- **PROBLEM DETAILS**
Please reproduce the passage of the RHDV virulence text below, word for word, from "Maximum likelihood (ML)" up to and including "is colored red.".

- **STUDY TEXT**
Start of Block
Increased virulence of rabbit haemorrhagic disease virus associated with genetic resistance in wild Australian rabbits (Oryctolagus cuniculus)

Abstract

The release of myxoma virus (MYXV) and Rabbit Haemorrhagic Disease Virus (RHDV) in Australia with the aim of controlling overabundant rabbits has provided a unique opportunity to study the initial spread and establishment of emerging pathogens, as well as their co-evolution with their mammalian hosts. In contrast to MYXV, which attenuated shortly after its introduction, rapid attenuation of RHDV has not been observed. By studying the change in virulence of recent field isolates at a single field site we show, for the first time, that RHDV virulence has increased through time, likely because of selection to overcome developing genetic resistance in Australian wild rabbits. High virulence also appears to be favoured as rabbit carcasses, rather than diseased animals, are the likely source of mechanical insect transmission. These findings not only help elucidate the co-evolutionary interaction between rabbits and RHDV, but reveal some of the key factors shaping virulence evolution.

Keywords: Adaptive evolution; Biological control; Calicivirus; Emerging disease; Genetic resistance; Rabbit; Transmission; Virulence.

Figure 1

Maximum likelihood (ML) tree showing the phylogenetic relationships among 40 complete genomes of RHDV. All branches are scaled according to the number of nucleotide substitutions per site, and relevant bootstrap values >90% are denoted by asterisks. The monophyletic grouping of RHDV from Australia and New Zealand, derived from the imported Czech CAPM V-351 strain, are shaded grey, while the three Turretfield viruses (TUR06, TUR07 and TUR09) are shown in bold italics. The tree is mid-point rooted for purposes of clarity only. The insert shows the mean d_N/d_S value and the amino acid (AA) changes on those branches associated with the evolution of TUR06, TUR07 and TUR09. The single site associated with positive selection across RHDV has a whole – amino acid residue 12 in the p16 protein – fixes a mutation on the branch leading to the three Turretfield viruses and is colored red.
End of Block
- **SUPPLIED MATERIAL**
Start of Block
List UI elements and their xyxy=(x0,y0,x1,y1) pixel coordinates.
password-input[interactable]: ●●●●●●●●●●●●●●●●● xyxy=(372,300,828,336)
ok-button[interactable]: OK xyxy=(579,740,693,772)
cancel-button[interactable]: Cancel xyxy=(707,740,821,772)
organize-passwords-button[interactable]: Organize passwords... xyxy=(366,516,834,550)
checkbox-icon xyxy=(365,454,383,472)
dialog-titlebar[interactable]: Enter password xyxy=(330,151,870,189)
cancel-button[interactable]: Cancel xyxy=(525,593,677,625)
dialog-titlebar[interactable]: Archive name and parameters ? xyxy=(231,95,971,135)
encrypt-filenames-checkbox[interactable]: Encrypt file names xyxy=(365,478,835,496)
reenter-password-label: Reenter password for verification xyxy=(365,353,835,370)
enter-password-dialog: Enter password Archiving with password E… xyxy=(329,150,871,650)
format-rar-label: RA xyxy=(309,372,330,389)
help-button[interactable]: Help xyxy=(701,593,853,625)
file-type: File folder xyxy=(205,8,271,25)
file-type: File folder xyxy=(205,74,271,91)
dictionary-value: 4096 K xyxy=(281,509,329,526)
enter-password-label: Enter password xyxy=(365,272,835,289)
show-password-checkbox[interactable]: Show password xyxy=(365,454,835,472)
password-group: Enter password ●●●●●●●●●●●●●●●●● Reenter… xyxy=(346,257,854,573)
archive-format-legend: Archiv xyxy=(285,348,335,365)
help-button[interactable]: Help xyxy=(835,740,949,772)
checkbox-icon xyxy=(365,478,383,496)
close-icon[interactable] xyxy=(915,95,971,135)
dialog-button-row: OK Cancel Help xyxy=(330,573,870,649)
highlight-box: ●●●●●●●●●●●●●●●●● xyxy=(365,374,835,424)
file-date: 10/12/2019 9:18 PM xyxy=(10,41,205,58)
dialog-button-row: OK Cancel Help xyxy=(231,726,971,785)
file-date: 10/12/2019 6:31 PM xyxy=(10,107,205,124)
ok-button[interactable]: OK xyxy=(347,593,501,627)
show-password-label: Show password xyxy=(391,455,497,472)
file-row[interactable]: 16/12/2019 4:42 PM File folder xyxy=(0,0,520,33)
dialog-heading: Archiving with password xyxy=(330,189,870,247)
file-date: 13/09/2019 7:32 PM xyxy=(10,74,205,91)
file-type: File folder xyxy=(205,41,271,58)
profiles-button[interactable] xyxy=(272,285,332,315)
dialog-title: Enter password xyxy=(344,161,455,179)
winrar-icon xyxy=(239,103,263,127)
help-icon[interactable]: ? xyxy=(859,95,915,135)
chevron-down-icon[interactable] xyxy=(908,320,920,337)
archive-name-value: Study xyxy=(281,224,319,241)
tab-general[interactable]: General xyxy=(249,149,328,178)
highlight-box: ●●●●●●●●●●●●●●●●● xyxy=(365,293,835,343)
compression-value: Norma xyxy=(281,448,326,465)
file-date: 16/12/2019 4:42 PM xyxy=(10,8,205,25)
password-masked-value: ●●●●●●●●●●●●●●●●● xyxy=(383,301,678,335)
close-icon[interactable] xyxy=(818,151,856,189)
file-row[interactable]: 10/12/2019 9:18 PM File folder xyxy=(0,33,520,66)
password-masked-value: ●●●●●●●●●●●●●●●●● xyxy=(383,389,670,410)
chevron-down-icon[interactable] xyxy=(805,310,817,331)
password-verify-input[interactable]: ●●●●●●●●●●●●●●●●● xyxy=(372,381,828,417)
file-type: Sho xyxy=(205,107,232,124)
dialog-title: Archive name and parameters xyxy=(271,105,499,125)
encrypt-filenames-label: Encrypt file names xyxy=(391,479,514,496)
End of Block
- **SOLUTION FOR THIS PROBLEM**
Maximum likelihood (ML) tree showing the phylogenetic relationships among 40 complete genomes of RHDV. All branches are scaled according to the number of nucleotide substitutions per site, and relevant bootstrap values >90% are denoted by asterisks. The monophyletic grouping of RHDV from Australia and New Zealand, derived from the imported Czech CAPM V-351 strain, are shaded grey, while the three Turretfield viruses (TUR06, TUR07 and TUR09) are shown in bold italics. The tree is mid-point rooted for purposes of clarity only. The insert shows the mean d_N/d_S value and the amino acid (AA) changes on those branches associated with the evolution of TUR06, TUR07 and TUR09. The single site associated with positive selection across RHDV has a whole – amino acid residue 12 in the p16 protein – fixes a mutation on the branch leading to the three Turretfield viruses and is colored red.